___ Material provided
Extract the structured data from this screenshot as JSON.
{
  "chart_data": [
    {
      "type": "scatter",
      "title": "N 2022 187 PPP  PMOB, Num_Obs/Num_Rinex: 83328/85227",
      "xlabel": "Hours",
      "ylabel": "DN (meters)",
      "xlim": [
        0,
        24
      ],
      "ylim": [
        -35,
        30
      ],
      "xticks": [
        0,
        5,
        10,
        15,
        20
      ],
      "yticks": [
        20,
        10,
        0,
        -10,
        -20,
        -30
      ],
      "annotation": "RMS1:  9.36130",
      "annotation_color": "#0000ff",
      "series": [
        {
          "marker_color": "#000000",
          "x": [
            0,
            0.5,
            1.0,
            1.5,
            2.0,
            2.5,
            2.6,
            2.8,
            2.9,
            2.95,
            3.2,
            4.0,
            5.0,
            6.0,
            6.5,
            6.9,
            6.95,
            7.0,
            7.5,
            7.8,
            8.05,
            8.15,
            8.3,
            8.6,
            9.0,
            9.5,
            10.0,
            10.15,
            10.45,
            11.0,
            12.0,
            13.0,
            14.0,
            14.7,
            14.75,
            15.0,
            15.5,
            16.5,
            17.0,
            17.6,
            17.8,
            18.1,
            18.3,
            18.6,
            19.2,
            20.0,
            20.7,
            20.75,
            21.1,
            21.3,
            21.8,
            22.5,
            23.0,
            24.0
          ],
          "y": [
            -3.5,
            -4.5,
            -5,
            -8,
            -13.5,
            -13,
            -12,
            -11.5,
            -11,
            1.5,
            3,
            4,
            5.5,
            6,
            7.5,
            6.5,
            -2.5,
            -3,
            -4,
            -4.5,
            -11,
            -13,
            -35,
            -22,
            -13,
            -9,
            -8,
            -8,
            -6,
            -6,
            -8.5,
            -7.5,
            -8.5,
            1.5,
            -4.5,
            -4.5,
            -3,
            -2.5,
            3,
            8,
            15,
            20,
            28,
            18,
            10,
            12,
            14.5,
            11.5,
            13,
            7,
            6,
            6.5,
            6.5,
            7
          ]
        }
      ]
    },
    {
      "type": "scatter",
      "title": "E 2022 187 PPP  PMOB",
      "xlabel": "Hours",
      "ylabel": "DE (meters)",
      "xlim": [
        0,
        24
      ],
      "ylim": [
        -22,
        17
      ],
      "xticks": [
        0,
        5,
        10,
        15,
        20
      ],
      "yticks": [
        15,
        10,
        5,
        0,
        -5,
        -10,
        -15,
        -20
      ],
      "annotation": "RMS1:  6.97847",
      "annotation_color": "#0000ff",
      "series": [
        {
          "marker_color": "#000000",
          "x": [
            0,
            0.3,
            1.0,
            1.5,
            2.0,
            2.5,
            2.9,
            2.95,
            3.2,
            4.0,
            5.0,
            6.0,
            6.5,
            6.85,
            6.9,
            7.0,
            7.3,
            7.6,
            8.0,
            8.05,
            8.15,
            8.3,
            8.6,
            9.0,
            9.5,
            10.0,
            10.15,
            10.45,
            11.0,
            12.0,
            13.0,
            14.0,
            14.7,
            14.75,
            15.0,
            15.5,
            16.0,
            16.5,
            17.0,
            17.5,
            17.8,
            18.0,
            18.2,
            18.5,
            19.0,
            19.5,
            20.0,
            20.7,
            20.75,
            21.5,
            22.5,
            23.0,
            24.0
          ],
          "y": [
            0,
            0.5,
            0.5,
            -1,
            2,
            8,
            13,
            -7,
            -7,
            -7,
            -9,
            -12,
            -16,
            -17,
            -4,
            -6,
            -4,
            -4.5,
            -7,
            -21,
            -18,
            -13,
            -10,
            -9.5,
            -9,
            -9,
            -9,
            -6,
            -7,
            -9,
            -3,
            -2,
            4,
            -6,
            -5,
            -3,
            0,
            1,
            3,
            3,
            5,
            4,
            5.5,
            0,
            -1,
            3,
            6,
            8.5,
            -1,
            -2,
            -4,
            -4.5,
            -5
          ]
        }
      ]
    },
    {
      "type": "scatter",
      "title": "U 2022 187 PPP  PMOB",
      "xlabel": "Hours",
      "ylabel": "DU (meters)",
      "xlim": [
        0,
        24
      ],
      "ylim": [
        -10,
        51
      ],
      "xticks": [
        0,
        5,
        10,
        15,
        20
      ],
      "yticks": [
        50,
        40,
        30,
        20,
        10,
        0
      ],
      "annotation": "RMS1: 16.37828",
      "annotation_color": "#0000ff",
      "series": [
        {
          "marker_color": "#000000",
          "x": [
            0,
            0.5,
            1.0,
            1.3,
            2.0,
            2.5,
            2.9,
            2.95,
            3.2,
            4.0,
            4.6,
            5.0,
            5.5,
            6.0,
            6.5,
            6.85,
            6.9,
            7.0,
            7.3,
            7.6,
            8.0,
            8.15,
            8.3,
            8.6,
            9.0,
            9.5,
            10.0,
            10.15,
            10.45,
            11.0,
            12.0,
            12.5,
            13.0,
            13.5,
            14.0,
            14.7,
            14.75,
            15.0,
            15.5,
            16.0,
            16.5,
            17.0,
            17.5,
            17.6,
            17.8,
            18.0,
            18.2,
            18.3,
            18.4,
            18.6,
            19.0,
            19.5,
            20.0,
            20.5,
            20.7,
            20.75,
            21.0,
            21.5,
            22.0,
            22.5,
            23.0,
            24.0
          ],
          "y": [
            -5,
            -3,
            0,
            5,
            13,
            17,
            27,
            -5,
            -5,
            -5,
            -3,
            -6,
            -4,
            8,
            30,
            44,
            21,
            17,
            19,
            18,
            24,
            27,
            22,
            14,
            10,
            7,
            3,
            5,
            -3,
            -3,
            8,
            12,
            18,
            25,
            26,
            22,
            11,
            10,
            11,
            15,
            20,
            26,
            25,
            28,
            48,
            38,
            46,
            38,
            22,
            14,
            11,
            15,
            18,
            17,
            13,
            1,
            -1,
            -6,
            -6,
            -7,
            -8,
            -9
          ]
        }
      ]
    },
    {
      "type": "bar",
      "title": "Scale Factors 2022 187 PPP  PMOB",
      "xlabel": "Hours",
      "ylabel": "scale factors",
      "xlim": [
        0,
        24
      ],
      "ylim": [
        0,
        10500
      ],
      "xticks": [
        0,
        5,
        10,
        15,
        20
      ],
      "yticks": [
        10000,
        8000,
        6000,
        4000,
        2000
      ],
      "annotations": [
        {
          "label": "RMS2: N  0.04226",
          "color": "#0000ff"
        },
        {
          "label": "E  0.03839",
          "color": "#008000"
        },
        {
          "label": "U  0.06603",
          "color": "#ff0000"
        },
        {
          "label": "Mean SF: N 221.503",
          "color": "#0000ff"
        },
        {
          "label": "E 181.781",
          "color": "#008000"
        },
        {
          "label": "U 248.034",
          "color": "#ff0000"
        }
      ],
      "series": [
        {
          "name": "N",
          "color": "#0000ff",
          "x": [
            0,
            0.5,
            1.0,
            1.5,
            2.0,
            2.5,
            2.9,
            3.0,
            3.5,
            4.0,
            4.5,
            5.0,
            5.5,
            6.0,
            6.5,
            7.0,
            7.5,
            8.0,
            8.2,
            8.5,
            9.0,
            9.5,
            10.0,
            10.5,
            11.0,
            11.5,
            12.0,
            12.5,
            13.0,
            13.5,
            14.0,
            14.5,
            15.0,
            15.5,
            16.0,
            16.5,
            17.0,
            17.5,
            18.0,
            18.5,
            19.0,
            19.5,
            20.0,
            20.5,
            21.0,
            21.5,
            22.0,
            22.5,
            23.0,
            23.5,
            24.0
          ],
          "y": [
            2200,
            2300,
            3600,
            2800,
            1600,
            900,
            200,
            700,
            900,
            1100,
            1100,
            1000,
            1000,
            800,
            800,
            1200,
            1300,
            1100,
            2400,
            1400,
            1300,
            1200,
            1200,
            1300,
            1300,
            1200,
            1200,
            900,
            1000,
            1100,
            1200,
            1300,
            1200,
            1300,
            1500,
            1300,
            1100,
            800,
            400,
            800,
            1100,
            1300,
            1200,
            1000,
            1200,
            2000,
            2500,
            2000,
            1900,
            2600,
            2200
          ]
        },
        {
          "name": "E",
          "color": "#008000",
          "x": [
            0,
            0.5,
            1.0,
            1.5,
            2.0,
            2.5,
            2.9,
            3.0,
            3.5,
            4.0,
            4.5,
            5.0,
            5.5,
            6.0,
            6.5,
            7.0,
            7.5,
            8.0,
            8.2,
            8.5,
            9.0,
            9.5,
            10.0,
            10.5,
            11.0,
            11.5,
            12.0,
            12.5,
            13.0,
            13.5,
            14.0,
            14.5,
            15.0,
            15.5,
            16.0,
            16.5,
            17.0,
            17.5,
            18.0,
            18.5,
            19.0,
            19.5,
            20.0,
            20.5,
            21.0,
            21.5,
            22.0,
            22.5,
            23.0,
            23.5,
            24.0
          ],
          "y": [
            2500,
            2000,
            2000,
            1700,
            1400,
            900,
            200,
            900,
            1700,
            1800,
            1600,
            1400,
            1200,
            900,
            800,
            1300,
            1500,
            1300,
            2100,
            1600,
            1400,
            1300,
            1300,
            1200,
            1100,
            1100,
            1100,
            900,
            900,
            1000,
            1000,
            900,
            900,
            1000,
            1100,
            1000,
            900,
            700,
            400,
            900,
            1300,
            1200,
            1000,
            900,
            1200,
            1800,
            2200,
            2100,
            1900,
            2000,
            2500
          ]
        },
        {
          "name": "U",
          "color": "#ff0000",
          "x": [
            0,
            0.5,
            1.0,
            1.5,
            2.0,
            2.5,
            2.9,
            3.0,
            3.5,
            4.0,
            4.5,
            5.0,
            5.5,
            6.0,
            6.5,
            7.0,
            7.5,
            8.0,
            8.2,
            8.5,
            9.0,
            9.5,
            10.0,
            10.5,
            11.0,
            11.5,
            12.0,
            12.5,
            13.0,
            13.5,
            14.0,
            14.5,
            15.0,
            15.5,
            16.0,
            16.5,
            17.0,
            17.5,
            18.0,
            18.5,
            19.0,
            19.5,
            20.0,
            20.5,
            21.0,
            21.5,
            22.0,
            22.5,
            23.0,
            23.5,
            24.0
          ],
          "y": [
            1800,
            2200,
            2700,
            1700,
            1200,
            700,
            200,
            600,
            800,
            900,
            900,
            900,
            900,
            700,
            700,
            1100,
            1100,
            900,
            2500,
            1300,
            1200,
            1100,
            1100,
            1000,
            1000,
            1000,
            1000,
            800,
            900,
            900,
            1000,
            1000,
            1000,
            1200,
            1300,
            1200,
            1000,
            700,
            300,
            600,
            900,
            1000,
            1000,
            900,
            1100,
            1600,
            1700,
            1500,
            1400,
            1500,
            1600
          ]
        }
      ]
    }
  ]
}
______
Your goal :: Where a line above includes "PMOB", copy that line.

In response ::
      "title": "N 2022 187 PPP  PMOB, Num_Obs/Num_Rinex: 83328/85227",
      "title": "E 2022 187 PPP  PMOB",
      "title": "U 2022 187 PPP  PMOB",
      "title": "Scale Factors 2022 187 PPP  PMOB",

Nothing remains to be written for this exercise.